**GIVEN ENTRIES:**
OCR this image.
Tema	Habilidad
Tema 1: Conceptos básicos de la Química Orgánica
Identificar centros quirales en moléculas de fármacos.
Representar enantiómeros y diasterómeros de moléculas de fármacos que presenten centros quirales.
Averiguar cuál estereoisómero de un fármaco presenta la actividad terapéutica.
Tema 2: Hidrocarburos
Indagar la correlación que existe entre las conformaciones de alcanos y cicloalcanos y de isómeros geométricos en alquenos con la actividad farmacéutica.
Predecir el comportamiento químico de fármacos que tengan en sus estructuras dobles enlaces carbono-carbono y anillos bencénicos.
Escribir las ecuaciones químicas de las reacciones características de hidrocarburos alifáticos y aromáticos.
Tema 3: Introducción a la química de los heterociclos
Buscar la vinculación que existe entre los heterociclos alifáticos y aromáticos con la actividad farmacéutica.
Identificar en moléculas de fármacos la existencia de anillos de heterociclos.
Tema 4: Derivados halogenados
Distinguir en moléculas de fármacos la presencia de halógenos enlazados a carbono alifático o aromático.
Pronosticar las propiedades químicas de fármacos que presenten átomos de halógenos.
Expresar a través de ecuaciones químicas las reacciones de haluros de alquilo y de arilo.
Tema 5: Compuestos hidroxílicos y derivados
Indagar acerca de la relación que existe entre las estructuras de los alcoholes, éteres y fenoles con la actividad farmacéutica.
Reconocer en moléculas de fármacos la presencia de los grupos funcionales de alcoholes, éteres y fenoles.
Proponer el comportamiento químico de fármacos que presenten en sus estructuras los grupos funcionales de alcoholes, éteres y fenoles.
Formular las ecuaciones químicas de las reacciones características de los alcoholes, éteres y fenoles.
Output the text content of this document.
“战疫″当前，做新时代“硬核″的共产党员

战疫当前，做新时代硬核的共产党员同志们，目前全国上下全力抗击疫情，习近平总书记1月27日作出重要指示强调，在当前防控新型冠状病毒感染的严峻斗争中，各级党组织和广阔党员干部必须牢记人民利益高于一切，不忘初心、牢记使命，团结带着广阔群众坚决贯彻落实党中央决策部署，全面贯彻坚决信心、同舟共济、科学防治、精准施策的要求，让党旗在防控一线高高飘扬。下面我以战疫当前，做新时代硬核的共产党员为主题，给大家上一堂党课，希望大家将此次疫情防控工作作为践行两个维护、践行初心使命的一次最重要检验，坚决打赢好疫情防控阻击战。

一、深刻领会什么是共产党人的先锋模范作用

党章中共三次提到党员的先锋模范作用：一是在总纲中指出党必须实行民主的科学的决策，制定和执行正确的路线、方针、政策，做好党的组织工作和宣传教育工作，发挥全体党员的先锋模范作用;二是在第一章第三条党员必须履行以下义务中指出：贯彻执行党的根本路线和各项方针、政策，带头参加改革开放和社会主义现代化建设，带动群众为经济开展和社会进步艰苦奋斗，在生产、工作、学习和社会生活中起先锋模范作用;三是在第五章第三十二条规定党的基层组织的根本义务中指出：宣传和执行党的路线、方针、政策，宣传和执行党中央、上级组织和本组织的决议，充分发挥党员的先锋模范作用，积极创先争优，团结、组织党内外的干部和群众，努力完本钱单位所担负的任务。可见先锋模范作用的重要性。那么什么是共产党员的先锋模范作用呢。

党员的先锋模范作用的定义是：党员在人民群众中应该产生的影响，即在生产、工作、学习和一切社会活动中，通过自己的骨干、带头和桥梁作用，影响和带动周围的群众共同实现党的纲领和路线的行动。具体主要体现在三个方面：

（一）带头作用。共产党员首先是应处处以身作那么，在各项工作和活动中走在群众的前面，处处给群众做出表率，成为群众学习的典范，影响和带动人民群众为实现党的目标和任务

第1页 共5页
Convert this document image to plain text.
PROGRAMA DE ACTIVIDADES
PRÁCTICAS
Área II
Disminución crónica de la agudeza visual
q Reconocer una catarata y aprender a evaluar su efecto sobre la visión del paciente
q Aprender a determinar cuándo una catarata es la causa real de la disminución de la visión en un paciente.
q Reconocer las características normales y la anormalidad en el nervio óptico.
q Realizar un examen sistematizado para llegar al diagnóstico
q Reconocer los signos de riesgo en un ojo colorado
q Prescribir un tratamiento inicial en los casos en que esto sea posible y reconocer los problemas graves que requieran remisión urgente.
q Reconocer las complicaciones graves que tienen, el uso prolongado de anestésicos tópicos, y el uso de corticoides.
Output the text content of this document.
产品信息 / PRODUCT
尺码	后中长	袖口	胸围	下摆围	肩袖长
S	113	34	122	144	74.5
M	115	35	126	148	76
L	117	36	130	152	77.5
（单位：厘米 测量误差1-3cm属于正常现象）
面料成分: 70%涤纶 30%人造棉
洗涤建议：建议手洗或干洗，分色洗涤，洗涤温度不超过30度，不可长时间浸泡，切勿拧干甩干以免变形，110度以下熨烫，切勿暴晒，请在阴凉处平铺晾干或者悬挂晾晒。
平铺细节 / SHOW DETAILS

**REQUIREMENT:**
Pull out all lines from the entries above that include the word "quirales".

**CORRECT OUTPUT:**
Identificar centros quirales en moléculas de fármacos.
Representar enantiómeros y diasterómeros de moléculas de fármacos que presenten centros quirales.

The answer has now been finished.